> [Source]
↓↓↓

Also may be worth a call to Kifaru, I know it's used in the lumbar region on their packs...

HarpT
12-02-2013, 09:12 PM
This seems to be the cheapest I can find, but not much info about quantity. The type A is Hypalon repair. Might be worth a call to these guys, they build foldable kayaks...

http://www.folbot.com/product_p/tear-aid-fabric-repair.htm

Also may be worth a call to Kifaru, I know it's used in the lumbar region on their packs...

Thanks. I'll check it out. I think most people use nylon to reinforce the tarp material when putting in new tabs in places where there is no seam, but I just figured hypalon would work better because it's stronger. Got any first hand experience with this?

chopchop
12-02-2013, 09:13 PM
You can get hypalon from NRS.com, which is a company that makes inflatable rafts for whitewater etc. They call their stuff "Pennel Orca", and it can be had fairly cheaply by the foot or in 18"x6" pieces in various thicknesses (1100d, 1670d, and maybe something else).

I've used NRS patch kits and tie downs before, and they work great. I haven't tried the fabric by itself. I've been thinking about buying a piece to make one of my granite gear bags easier to put on my bikini frame, but haven't gotten around to it yet.

robcollins
12-02-2013, 10:13 PM
I've never played with it & don't know about adhesives either, I'd probably use spider wire to sew in a loop of para cord, I've seen that done somewhere. Burn the ends & get out the speedy stitcher.

HarpT
12-02-2013, 11:17 PM
I've never played with it & don't know about adhesives either, I'd probably use spider wire to sew in a loop of para cord, I've seen that done somewhere. Burn the ends & get out the speedy stitcher.

The other tabs appear to be made of half inch (approx.) cordura or nylon web. Fairly thick. I'll follow this pattern to keep it uniform and I like being able to hem under the end being sewn for increased strength. I'm sure some good 525d nylon like the stuff Kifaru uses would be strong enough, but I like to make entirely sure on stuff like this. The hypalon or nylon is to sew a box (about 2" square) into the tarp at the place where the tab will be. Then sewing the tab loop in the middle of the box with a very strong stitch. This way the hypalon and tarp material are sewn together so the guy out point doesn't tear through the tarp when pulled tight. I'm sure you already knew that, but I'm just mentioning it anyway for anyone else reading.

firecog
12-03-2013, 11:23 AM
Check out fleabay. I picked some up recently from the seller octactical, he had both 35 and 16 oz for a great price, but I'm not sure if he is till selling it. I picked up the 35 oz, which would definitely be too heavy and stiff for what you're looking for.
Other sellers may also have some.
Outdoor wilderness fabrics also sells it, although it's a bit higher priced per yard, however, they have both weights and will sell in fractions of a yard.
Even the 16 oz might be overkill, I think most tarp makers use nylon. Dyneema ripstop might also work well, and UL approved, too.

↑↑↑

> [Instruction 1] Copy the forum thread on hypalon from "Thanks. I'll check" up to and including "experience with this?", replacing "nylon" with "polyester".
The entries that follow have no connection to the forum thread on hypalon.

> [Data rows]

↓↓↓

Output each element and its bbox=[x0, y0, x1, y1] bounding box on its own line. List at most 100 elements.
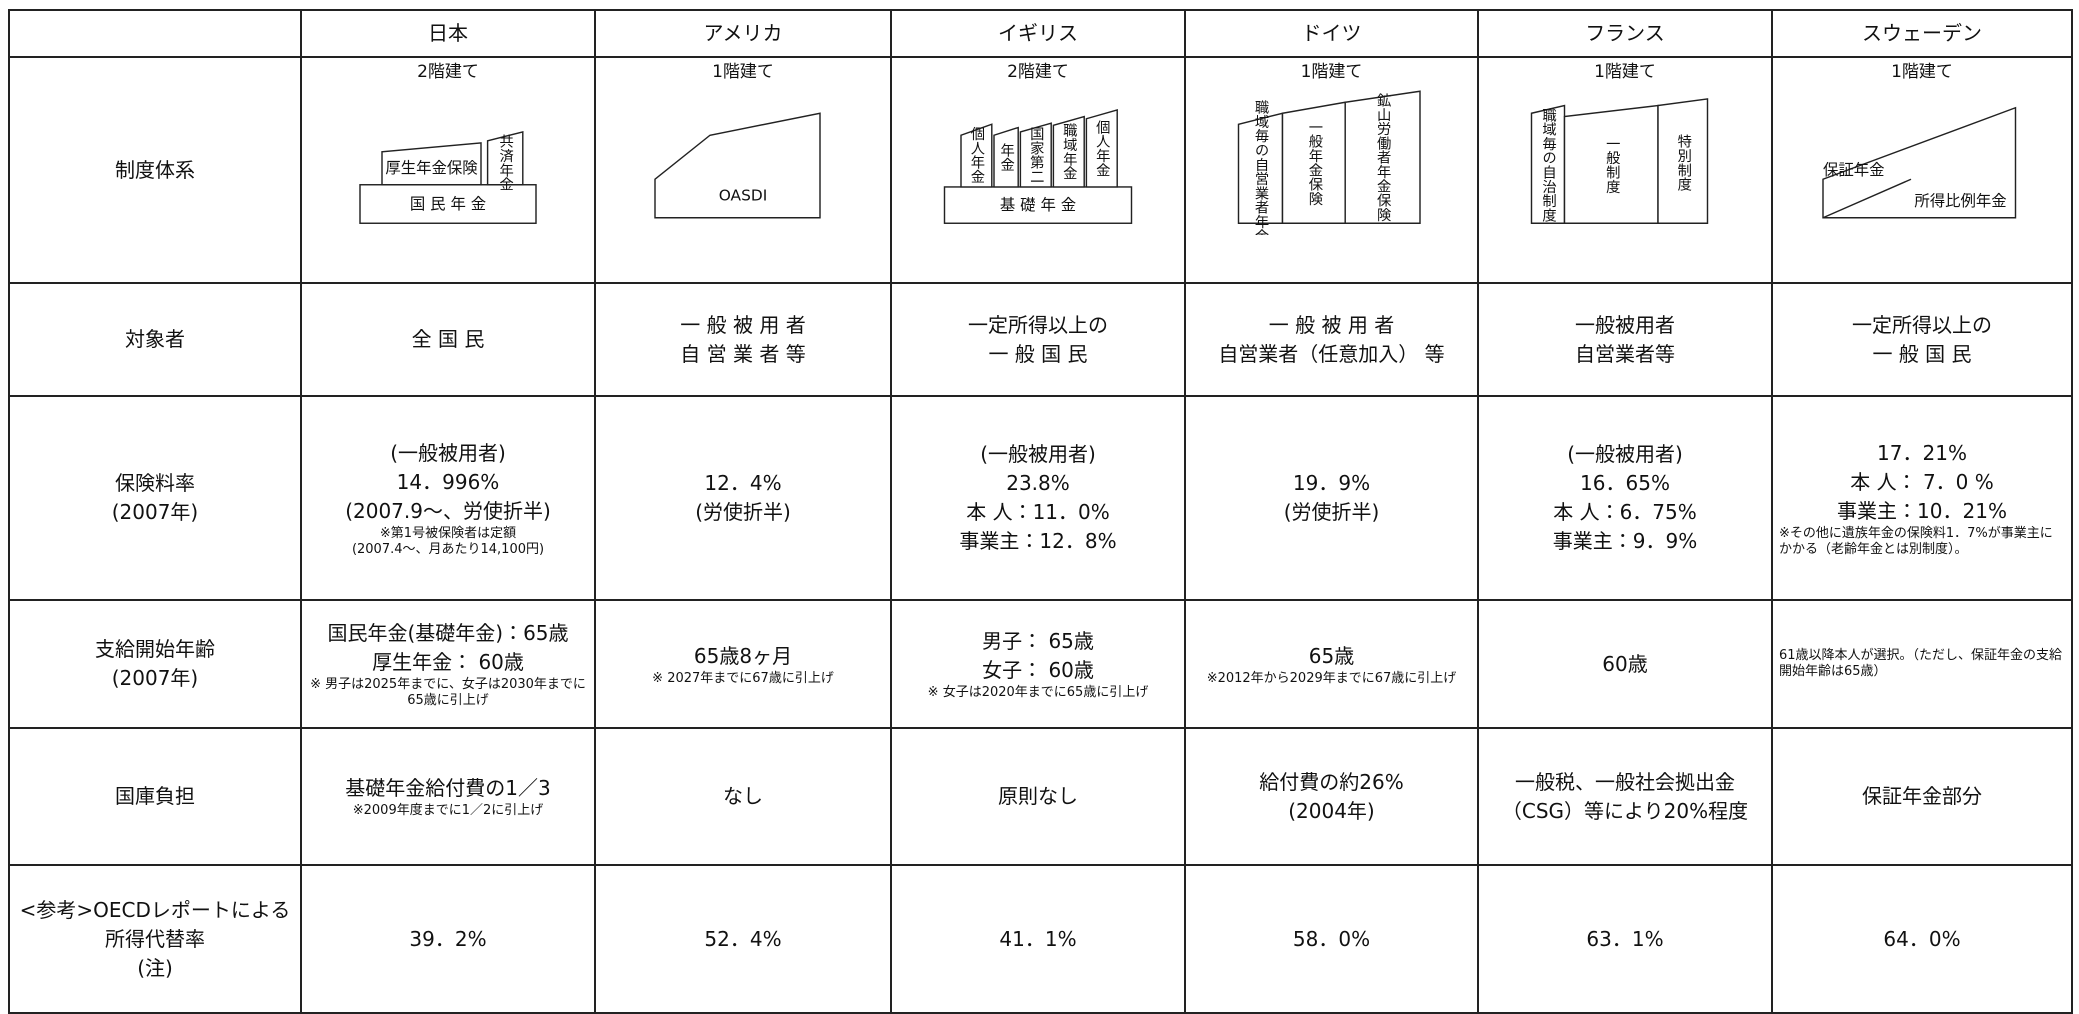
row-header: 対象者 bbox=[8, 282, 302, 397]
cell-line: 63．1% bbox=[1586, 926, 1664, 951]
diagram-label: 一般年金保険 bbox=[1306, 119, 1322, 205]
table-cell: (一般被用者) 23.8% 本 人：11．0% 事業主：12．8% bbox=[890, 395, 1186, 601]
stories: 1階建て bbox=[1891, 62, 1953, 82]
row-header: 制度体系 bbox=[8, 56, 302, 284]
column-header: イギリス bbox=[890, 9, 1186, 58]
cell-line: 17．21% bbox=[1877, 440, 1967, 465]
cell-line: (一般被用者) bbox=[1567, 442, 1683, 466]
table-cell: 一 般 被 用 者自 営 業 者 等 bbox=[594, 282, 892, 397]
cell-line: (一般被用者) bbox=[390, 440, 506, 465]
cell-line: 一 般 国 民 bbox=[1872, 341, 1972, 366]
cell-note: ※2012年から2029年までに67歳に引上げ bbox=[1206, 670, 1457, 686]
cell-line: 一般被用者 bbox=[1575, 312, 1675, 337]
cell-line: 自営業者等 bbox=[1575, 341, 1675, 366]
table-cell: 19．9% (労使折半) bbox=[1184, 395, 1479, 601]
table-cell: 2階建て基 礎 年 金個人年金 年金 国家第二 職域年金 個人年金 bbox=[890, 56, 1186, 284]
table-cell: 国民年金(基礎年金)：65歳 厚生年金： 60歳 ※ 男子は2025年までに、女子は… bbox=[300, 599, 596, 729]
cell-line: 基礎年金給付費の1／3 bbox=[345, 776, 551, 801]
cell-line: 58．0% bbox=[1292, 926, 1371, 951]
system-diagram: 職域毎の自営業者年金 一般年金保険 鉱山労働者年金保険 bbox=[1237, 90, 1421, 243]
pension-table: 日本 アメリカ イギリス ドイツ フランス スウェーデン 制度体系 2階建て国 民 年 金厚生… bbox=[8, 9, 2073, 1014]
cell-line: 女子： 60歳 bbox=[982, 658, 1094, 683]
diagram-label: 保証年金 bbox=[1823, 161, 1885, 179]
cell-line: 一定所得以上の bbox=[968, 312, 1108, 337]
diagram-label: 所得比例年金 bbox=[1914, 191, 2006, 209]
cell-line: (一般被用者) bbox=[980, 442, 1096, 466]
cell-line: 事業主：10．21% bbox=[1837, 498, 2007, 523]
cell-note: (2007.4～、月あたり14,100円) bbox=[351, 541, 545, 557]
diagram-label: 共済年金 bbox=[497, 133, 513, 191]
cell-line: 一 般 被 用 者 bbox=[1268, 312, 1395, 337]
row-header: <参考>OECDレポートによる 所得代替率 (注) bbox=[8, 864, 302, 1014]
cell-line: 事業主：12．8% bbox=[959, 529, 1117, 553]
table-cell: 基礎年金給付費の1／3 ※2009年度までに1／2に引上げ bbox=[300, 727, 596, 866]
table-body: 日本 アメリカ イギリス ドイツ フランス スウェーデン 制度体系 2階建て国 民 年 金厚生… bbox=[8, 9, 2073, 1014]
stories: 1階建て bbox=[1300, 62, 1363, 82]
cell-line: なし bbox=[723, 784, 763, 808]
table-cell: (一般被用者) 14．996% (2007.9～、労使折半) ※第1号被保険者は定額(… bbox=[300, 395, 596, 601]
row-label: 対象者 bbox=[125, 327, 185, 351]
cell-line: (労使折半) bbox=[695, 500, 791, 524]
cell-note: ※ 女子は2020年までに65歳に引上げ bbox=[927, 685, 1149, 701]
diagram-label: 一般制度 bbox=[1604, 136, 1620, 193]
table-cell: 1階建て職域毎の自治制度 一般制度 特別制度 bbox=[1477, 56, 1773, 284]
diagram-label: 個人年金 bbox=[1094, 119, 1110, 177]
table-row: 制度体系 2階建て国 民 年 金 厚生年金保険 共済年金 1階建て OASDI 2階建て基 … bbox=[8, 56, 2073, 284]
cell-note: ※その他に遺族年金の保険料1．7%が事業主にかかる（老齢年金とは別制度）。 bbox=[1779, 525, 2053, 557]
cell-line: 一般税、一般社会拠出金 bbox=[1515, 769, 1735, 794]
table-cell: 原則なし bbox=[890, 727, 1186, 866]
cell-line: 全 国 民 bbox=[411, 327, 485, 351]
cell-line: 65歳 bbox=[1308, 643, 1355, 668]
diagram-label: 国 民 年 金 bbox=[410, 195, 486, 213]
cell-line: 64．0% bbox=[1883, 926, 1961, 951]
system-diagram: 国 民 年 金 厚生年金保険 共済年金 bbox=[359, 130, 537, 224]
cell-line: 41．1% bbox=[999, 926, 1077, 951]
stories: 2階建て bbox=[417, 62, 479, 82]
table-cell: 65歳8ヶ月 ※ 2027年までに67歳に引上げ bbox=[594, 599, 892, 729]
diagram-label: OASDI bbox=[719, 186, 768, 204]
row-label: 支給開始年齢 bbox=[95, 637, 215, 661]
table-cell: 64．0% bbox=[1771, 864, 2073, 1014]
cell-note: ※ 2027年までに67歳に引上げ bbox=[652, 670, 834, 686]
cell-line: 国民年金(基礎年金)：65歳 bbox=[327, 621, 569, 646]
table-cell: 63．1% bbox=[1477, 864, 1773, 1014]
table-cell: 12．4% (労使折半) bbox=[594, 395, 892, 601]
cell-line: 原則なし bbox=[998, 784, 1078, 808]
diagram-label: 年金 bbox=[998, 142, 1014, 171]
cell-line: 39．2% bbox=[409, 926, 487, 951]
stories: 1階建て bbox=[1594, 62, 1656, 82]
table-row: 保険料率 (2007年) (一般被用者) 14．996% (2007.9～、労使折半) ※… bbox=[8, 395, 2073, 601]
row-label: (2007年) bbox=[111, 666, 199, 690]
table-cell: 17．21% 本 人： 7．0 % 事業主：10．21% ※その他に遺族年金の保険料1… bbox=[1771, 395, 2073, 601]
system-diagram: 職域毎の自治制度 一般制度 特別制度 bbox=[1530, 97, 1709, 224]
cell-line: 一 般 被 用 者 bbox=[680, 312, 806, 337]
row-label: 保険料率 bbox=[115, 471, 195, 495]
cell-line: 厚生年金： 60歳 bbox=[372, 650, 524, 675]
row-label: 制度体系 bbox=[115, 157, 195, 182]
table-cell: 58．0% bbox=[1184, 864, 1479, 1014]
cell-line: 60歳 bbox=[1602, 651, 1648, 676]
table-cell: 1階建て OASDI bbox=[594, 56, 892, 284]
diagram-label: 個人年金 bbox=[968, 126, 984, 184]
table-cell: 1階建て保証年金所得比例年金 bbox=[1771, 56, 2073, 284]
diagram-label: 職域毎の自営業者年金 bbox=[1252, 99, 1268, 234]
column-header: スウェーデン bbox=[1771, 9, 2073, 58]
cell-line: 本 人：6．75% bbox=[1553, 500, 1697, 524]
cell-line: （CSG）等により20%程度 bbox=[1501, 798, 1749, 823]
cell-note: ※第1号被保険者は定額 bbox=[379, 525, 517, 541]
column-header: アメリカ bbox=[594, 9, 892, 58]
table-cell: 1階建て 職域毎の自営業者年金 一般年金保険 鉱山労働者年金保険 bbox=[1184, 56, 1479, 284]
diagram-label: 厚生年金保険 bbox=[385, 158, 478, 176]
table-row: <参考>OECDレポートによる 所得代替率 (注) 39．2% 52．4% 41．1% 58… bbox=[8, 864, 2073, 1014]
cell-line: 65歳8ヶ月 bbox=[693, 643, 793, 668]
cell-line: 自 営 業 者 等 bbox=[680, 341, 806, 366]
cell-line: 一定所得以上の bbox=[1852, 312, 1992, 337]
table-cell: 41．1% bbox=[890, 864, 1186, 1014]
cell-line: 男子： 65歳 bbox=[982, 629, 1094, 654]
row-header: 保険料率 (2007年) bbox=[8, 395, 302, 601]
cell-line: 給付費の約26% bbox=[1259, 769, 1404, 794]
table-cell: 52．4% bbox=[594, 864, 892, 1014]
column-header: ドイツ bbox=[1184, 9, 1479, 58]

↑↑↑

> [Instruction 2] Reproduce the entries from the line with "row-header: 対象者 bbox=[8, 282, 302, 397]" up to and including the line with "system-diagram: 職域毎の自営業者年金 一般年金保険".

> [Right answer 1]
Thanks. I'll check it out. I think most people use polyester to reinforce the tarp material when putting in new tabs in places where there is no seam, but I just figured hypalon would work better because it's stronger. Got any first hand experience with this?

> [Right answer 2]
row-header: 対象者 bbox=[8, 282, 302, 397]
cell-line: 63．1% bbox=[1586, 926, 1664, 951]
diagram-label: 一般年金保険 bbox=[1306, 119, 1322, 205]
table-cell: (一般被用者) 23.8% 本 人：11．0% 事業主：12．8% bbox=[890, 395, 1186, 601]
stories: 1階建て bbox=[1891, 62, 1953, 82]
row-header: 制度体系 bbox=[8, 56, 302, 284]
column-header: イギリス bbox=[890, 9, 1186, 58]
cell-line: 17．21% bbox=[1877, 440, 1967, 465]
cell-line: (一般被用者) bbox=[1567, 442, 1683, 466]
table-cell: 一 般 被 用 者自 営 業 者 等 bbox=[594, 282, 892, 397]
cell-line: (一般被用者) bbox=[390, 440, 506, 465]
cell-line: 一 般 国 民 bbox=[1872, 341, 1972, 366]
cell-note: ※2012年から2029年までに67歳に引上げ bbox=[1206, 670, 1457, 686]
cell-line: 一般被用者 bbox=[1575, 312, 1675, 337]
cell-line: 自営業者等 bbox=[1575, 341, 1675, 366]
table-cell: 19．9% (労使折半) bbox=[1184, 395, 1479, 601]
table-cell: 2階建て基 礎 年 金個人年金 年金 国家第二 職域年金 個人年金 bbox=[890, 56, 1186, 284]
table-cell: 国民年金(基礎年金)：65歳 厚生年金： 60歳 ※ 男子は2025年までに、女子は… bbox=[300, 599, 596, 729]
cell-line: 基礎年金給付費の1／3 bbox=[345, 776, 551, 801]
cell-line: 58．0% bbox=[1292, 926, 1371, 951]
system-diagram: 職域毎の自営業者年金 一般年金保険 鉱山労働者年金保険 bbox=[1237, 90, 1421, 243]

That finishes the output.